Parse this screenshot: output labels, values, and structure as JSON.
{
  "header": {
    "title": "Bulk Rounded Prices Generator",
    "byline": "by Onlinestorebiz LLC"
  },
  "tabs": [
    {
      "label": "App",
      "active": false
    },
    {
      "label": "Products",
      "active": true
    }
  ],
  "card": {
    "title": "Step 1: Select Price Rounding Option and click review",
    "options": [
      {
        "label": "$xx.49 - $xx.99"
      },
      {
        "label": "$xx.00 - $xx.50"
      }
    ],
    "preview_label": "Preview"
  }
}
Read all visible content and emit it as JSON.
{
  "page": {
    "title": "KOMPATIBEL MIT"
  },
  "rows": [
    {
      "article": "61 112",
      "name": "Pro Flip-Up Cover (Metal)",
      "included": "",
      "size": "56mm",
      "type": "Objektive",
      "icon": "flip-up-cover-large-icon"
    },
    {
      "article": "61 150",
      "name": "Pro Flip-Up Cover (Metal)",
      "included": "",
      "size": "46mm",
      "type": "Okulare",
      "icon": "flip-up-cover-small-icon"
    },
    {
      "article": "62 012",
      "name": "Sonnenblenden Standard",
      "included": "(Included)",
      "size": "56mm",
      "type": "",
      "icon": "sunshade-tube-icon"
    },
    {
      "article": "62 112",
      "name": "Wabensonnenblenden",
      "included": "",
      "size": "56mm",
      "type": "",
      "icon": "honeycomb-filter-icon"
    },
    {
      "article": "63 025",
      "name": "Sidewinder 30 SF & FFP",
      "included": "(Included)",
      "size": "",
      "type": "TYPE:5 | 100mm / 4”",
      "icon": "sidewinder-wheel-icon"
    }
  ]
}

==========

● **Goal**: Every line of the records that includes the word "name" should be gathered.

● **Result of this task**:
      "name": "Pro Flip-Up Cover (Metal)",
      "name": "Pro Flip-Up Cover (Metal)",
      "name": "Sonnenblenden Standard",
      "name": "Wabensonnenblenden",
      "name": "Sidewinder 30 SF & FFP",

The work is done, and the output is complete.